Task> Find "What data populates" in the material below, then copy that line and every subsequent line to the end, exactly.

################

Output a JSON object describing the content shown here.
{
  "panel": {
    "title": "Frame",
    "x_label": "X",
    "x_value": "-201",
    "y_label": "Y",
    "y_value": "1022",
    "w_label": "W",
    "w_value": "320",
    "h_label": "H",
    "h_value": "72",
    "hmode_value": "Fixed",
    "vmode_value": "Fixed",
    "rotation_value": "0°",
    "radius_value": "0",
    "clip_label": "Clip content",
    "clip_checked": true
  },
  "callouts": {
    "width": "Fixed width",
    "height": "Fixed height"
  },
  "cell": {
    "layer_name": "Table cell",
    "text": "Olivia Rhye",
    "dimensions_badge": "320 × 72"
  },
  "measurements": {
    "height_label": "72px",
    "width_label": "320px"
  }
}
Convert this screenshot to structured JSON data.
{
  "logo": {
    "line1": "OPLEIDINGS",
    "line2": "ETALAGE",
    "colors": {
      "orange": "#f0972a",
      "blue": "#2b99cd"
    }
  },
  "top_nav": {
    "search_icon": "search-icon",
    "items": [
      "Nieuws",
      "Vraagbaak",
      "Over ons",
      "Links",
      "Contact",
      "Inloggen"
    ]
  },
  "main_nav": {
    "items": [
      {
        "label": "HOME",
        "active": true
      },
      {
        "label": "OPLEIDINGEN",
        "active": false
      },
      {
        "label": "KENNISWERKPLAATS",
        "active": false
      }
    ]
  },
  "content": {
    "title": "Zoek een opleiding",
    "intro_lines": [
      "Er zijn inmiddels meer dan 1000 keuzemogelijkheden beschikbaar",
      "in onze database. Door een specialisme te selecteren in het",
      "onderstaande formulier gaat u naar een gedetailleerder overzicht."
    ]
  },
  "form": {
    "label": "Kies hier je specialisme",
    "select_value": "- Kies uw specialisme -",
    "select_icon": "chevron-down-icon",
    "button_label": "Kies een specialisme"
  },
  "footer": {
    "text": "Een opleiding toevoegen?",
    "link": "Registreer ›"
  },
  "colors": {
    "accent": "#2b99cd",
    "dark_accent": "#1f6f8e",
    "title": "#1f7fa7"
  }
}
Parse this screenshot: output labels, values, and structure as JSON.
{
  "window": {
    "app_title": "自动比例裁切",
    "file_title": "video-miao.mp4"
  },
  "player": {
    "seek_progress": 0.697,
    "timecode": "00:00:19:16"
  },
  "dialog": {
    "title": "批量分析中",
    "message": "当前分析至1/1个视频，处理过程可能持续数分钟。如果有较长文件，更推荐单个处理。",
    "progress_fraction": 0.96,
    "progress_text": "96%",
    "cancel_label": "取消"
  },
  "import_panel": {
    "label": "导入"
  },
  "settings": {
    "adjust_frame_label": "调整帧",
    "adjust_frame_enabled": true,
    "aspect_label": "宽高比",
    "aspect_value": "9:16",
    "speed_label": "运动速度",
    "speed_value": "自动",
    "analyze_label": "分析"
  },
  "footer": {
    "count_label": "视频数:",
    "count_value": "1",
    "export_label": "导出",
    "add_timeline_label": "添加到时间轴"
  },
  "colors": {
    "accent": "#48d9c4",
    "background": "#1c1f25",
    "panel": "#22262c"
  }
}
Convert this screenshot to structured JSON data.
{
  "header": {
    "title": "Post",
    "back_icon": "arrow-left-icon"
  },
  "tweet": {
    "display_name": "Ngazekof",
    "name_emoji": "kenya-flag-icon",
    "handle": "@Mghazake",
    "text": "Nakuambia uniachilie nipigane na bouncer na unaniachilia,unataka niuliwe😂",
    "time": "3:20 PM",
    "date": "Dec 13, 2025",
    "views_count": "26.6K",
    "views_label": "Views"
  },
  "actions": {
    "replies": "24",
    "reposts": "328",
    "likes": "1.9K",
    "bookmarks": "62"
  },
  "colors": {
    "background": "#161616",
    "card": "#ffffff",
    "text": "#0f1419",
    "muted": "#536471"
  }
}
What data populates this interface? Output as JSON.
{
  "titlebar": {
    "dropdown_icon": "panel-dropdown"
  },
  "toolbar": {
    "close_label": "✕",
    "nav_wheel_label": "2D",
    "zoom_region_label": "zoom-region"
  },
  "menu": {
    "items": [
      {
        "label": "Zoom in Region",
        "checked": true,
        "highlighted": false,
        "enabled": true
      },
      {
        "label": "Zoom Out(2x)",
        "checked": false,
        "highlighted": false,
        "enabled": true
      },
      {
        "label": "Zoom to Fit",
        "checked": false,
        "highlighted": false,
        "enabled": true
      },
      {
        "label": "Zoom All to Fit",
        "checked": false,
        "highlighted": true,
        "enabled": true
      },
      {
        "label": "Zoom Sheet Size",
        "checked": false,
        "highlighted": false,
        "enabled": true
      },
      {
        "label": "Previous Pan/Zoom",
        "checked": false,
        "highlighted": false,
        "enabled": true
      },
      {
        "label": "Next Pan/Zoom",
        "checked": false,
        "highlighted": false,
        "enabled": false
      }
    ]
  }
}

################

Completed task>
What data populates this interface? Output as JSON.
{
  "titlebar": {
    "dropdown_icon": "panel-dropdown"
  },
  "toolbar": {
    "close_label": "✕",
    "nav_wheel_label": "2D",
    "zoom_region_label": "zoom-region"
  },
  "menu": {
    "items": [
      {
        "label": "Zoom in Region",
        "checked": true,
        "highlighted": false,
        "enabled": true
      },
      {
        "label": "Zoom Out(2x)",
        "checked": false,
        "highlighted": false,
        "enabled": true
      },
      {
        "label": "Zoom to Fit",
        "checked": false,
        "highlighted": false,
        "enabled": true
      },
      {
        "label": "Zoom All to Fit",
        "checked": false,
        "highlighted": true,
        "enabled": true
      },
      {
        "label": "Zoom Sheet Size",
        "checked": false,
        "highlighted": false,
        "enabled": true
      },
      {
        "label": "Previous Pan/Zoom",
        "checked": false,
        "highlighted": false,
        "enabled": true
      },
      {
        "label": "Next Pan/Zoom",
        "checked": false,
        "highlighted": false,
        "enabled": false
      }
    ]
  }
}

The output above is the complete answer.